# [Material]
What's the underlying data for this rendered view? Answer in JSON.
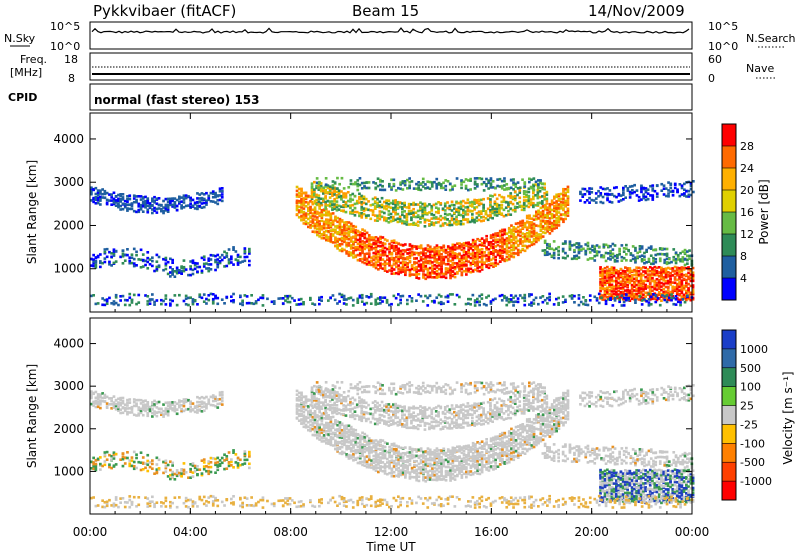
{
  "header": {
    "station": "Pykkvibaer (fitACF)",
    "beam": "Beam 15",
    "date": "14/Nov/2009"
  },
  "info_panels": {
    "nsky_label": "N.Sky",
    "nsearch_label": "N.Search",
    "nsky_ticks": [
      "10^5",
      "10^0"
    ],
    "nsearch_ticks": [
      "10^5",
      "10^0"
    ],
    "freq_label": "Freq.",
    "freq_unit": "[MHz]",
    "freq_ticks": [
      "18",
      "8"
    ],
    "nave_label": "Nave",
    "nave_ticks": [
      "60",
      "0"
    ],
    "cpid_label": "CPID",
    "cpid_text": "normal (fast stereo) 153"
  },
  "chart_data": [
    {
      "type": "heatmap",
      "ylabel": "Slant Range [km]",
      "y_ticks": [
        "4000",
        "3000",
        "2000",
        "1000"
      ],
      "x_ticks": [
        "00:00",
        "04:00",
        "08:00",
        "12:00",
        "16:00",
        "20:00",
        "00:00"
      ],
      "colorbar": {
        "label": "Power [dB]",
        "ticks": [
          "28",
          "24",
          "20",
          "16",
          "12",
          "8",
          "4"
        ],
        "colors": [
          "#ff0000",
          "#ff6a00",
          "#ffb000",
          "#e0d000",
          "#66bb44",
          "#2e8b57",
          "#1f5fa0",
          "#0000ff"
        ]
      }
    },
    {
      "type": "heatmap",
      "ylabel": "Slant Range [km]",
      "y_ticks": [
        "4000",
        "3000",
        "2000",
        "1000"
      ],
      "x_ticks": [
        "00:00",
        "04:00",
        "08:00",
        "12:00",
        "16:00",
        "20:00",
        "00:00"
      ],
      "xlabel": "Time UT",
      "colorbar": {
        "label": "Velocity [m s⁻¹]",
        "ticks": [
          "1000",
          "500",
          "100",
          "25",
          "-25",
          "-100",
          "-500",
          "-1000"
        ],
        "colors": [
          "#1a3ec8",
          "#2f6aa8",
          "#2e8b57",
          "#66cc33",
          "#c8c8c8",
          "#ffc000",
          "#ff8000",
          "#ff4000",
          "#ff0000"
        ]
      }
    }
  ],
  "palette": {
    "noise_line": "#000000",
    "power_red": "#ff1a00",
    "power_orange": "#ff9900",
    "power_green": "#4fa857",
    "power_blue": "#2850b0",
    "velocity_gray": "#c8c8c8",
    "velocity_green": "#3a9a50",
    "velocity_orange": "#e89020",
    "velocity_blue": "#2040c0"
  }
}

--

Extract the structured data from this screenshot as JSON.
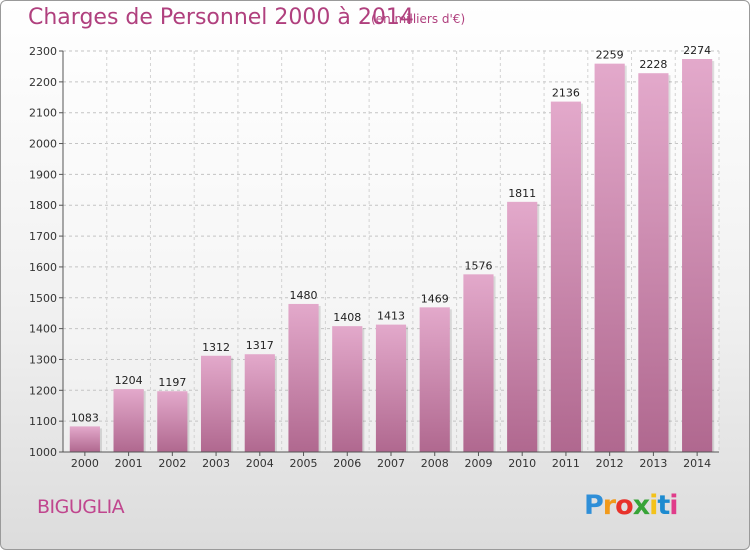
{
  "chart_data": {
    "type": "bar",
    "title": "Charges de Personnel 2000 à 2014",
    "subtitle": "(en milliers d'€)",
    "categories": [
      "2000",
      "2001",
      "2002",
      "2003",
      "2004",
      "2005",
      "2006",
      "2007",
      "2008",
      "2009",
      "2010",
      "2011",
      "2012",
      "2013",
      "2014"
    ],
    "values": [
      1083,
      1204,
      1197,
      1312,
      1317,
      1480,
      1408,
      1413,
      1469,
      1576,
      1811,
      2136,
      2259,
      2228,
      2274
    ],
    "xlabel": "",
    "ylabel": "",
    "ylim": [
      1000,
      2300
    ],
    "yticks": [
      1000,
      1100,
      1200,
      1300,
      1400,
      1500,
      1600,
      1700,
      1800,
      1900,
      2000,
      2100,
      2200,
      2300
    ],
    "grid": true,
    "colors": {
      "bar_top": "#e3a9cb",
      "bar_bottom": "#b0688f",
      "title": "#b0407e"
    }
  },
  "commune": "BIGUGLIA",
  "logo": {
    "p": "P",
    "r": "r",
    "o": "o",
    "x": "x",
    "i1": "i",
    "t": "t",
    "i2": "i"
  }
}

# [Aim]
Copy all lines of the listing above that contain the string "this".

# [Answer for the task]
What's the underlying data for this rendered view? Answer in JSON.
Extract the structured data from this screenshot as JSON.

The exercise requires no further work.